#### [Required task]
Give the data below again, word for word.

#### [Data provided]
** begin **

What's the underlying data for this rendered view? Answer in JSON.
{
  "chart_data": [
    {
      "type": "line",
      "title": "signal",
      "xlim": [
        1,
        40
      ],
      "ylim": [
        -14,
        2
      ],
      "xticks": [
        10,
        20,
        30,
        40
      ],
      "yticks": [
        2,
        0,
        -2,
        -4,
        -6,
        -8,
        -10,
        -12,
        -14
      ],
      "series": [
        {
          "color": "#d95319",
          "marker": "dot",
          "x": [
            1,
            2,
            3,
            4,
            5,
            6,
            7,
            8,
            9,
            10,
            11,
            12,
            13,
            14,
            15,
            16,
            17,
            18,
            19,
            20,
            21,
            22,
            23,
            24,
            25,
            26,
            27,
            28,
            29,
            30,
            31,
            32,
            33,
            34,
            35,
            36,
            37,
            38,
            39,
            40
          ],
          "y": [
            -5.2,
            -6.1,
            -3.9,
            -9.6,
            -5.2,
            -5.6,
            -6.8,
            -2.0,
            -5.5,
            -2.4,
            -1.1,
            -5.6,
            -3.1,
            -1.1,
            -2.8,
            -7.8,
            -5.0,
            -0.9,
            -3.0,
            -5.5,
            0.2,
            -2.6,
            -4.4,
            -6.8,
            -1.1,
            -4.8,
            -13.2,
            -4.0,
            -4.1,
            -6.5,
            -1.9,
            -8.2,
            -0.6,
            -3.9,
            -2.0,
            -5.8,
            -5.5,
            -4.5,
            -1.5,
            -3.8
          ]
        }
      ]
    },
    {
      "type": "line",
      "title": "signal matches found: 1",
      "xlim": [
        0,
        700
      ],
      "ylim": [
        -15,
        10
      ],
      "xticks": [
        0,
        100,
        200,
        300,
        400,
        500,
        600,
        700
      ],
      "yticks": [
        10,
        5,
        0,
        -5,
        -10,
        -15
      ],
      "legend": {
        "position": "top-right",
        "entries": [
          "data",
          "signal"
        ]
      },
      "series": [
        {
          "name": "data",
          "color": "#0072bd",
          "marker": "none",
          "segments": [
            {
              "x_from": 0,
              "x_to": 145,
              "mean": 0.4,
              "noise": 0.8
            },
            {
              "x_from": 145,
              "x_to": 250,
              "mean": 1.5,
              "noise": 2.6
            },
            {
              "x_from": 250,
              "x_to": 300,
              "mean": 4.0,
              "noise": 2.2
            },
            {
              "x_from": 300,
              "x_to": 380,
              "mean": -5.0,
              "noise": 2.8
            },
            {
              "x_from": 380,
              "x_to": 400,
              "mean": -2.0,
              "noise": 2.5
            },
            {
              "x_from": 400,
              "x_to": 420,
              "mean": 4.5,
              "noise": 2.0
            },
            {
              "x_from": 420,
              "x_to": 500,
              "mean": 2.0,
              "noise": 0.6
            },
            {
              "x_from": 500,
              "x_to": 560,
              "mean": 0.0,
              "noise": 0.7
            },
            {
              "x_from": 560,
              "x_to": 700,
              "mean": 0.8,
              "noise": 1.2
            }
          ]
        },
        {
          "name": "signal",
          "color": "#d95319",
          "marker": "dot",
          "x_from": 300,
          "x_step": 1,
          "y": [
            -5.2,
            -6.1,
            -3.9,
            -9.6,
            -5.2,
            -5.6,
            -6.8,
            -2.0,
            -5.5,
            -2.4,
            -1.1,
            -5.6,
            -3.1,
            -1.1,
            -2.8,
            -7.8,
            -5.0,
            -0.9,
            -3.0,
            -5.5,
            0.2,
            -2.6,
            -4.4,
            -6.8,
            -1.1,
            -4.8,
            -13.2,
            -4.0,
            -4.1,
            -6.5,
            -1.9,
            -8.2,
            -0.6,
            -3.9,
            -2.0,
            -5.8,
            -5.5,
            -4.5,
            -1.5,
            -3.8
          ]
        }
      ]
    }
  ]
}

** end **

#### [Response]
What's the underlying data for this rendered view? Answer in JSON.
{
  "chart_data": [
    {
      "type": "line",
      "title": "signal",
      "xlim": [
        1,
        40
      ],
      "ylim": [
        -14,
        2
      ],
      "xticks": [
        10,
        20,
        30,
        40
      ],
      "yticks": [
        2,
        0,
        -2,
        -4,
        -6,
        -8,
        -10,
        -12,
        -14
      ],
      "series": [
        {
          "color": "#d95319",
          "marker": "dot",
          "x": [
            1,
            2,
            3,
            4,
            5,
            6,
            7,
            8,
            9,
            10,
            11,
            12,
            13,
            14,
            15,
            16,
            17,
            18,
            19,
            20,
            21,
            22,
            23,
            24,
            25,
            26,
            27,
            28,
            29,
            30,
            31,
            32,
            33,
            34,
            35,
            36,
            37,
            38,
            39,
            40
          ],
          "y": [
            -5.2,
            -6.1,
            -3.9,
            -9.6,
            -5.2,
            -5.6,
            -6.8,
            -2.0,
            -5.5,
            -2.4,
            -1.1,
            -5.6,
            -3.1,
            -1.1,
            -2.8,
            -7.8,
            -5.0,
            -0.9,
            -3.0,
            -5.5,
            0.2,
            -2.6,
            -4.4,
            -6.8,
            -1.1,
            -4.8,
            -13.2,
            -4.0,
            -4.1,
            -6.5,
            -1.9,
            -8.2,
            -0.6,
            -3.9,
            -2.0,
            -5.8,
            -5.5,
            -4.5,
            -1.5,
            -3.8
          ]
        }
      ]
    },
    {
      "type": "line",
      "title": "signal matches found: 1",
      "xlim": [
        0,
        700
      ],
      "ylim": [
        -15,
        10
      ],
      "xticks": [
        0,
        100,
        200,
        300,
        400,
        500,
        600,
        700
      ],
      "yticks": [
        10,
        5,
        0,
        -5,
        -10,
        -15
      ],
      "legend": {
        "position": "top-right",
        "entries": [
          "data",
          "signal"
        ]
      },
      "series": [
        {
          "name": "data",
          "color": "#0072bd",
          "marker": "none",
          "segments": [
            {
              "x_from": 0,
              "x_to": 145,
              "mean": 0.4,
              "noise": 0.8
            },
            {
              "x_from": 145,
              "x_to": 250,
              "mean": 1.5,
              "noise": 2.6
            },
            {
              "x_from": 250,
              "x_to": 300,
              "mean": 4.0,
              "noise": 2.2
            },
            {
              "x_from": 300,
              "x_to": 380,
              "mean": -5.0,
              "noise": 2.8
            },
            {
              "x_from": 380,
              "x_to": 400,
              "mean": -2.0,
              "noise": 2.5
            },
            {
              "x_from": 400,
              "x_to": 420,
              "mean": 4.5,
              "noise": 2.0
            },
            {
              "x_from": 420,
              "x_to": 500,
              "mean": 2.0,
              "noise": 0.6
            },
            {
              "x_from": 500,
              "x_to": 560,
              "mean": 0.0,
              "noise": 0.7
            },
            {
              "x_from": 560,
              "x_to": 700,
              "mean": 0.8,
              "noise": 1.2
            }
          ]
        },
        {
          "name": "signal",
          "color": "#d95319",
          "marker": "dot",
          "x_from": 300,
          "x_step": 1,
          "y": [
            -5.2,
            -6.1,
            -3.9,
            -9.6,
            -5.2,
            -5.6,
            -6.8,
            -2.0,
            -5.5,
            -2.4,
            -1.1,
            -5.6,
            -3.1,
            -1.1,
            -2.8,
            -7.8,
            -5.0,
            -0.9,
            -3.0,
            -5.5,
            0.2,
            -2.6,
            -4.4,
            -6.8,
            -1.1,
            -4.8,
            -13.2,
            -4.0,
            -4.1,
            -6.5,
            -1.9,
            -8.2,
            -0.6,
            -3.9,
            -2.0,
            -5.8,
            -5.5,
            -4.5,
            -1.5,
            -3.8
          ]
        }
      ]
    }
  ]
}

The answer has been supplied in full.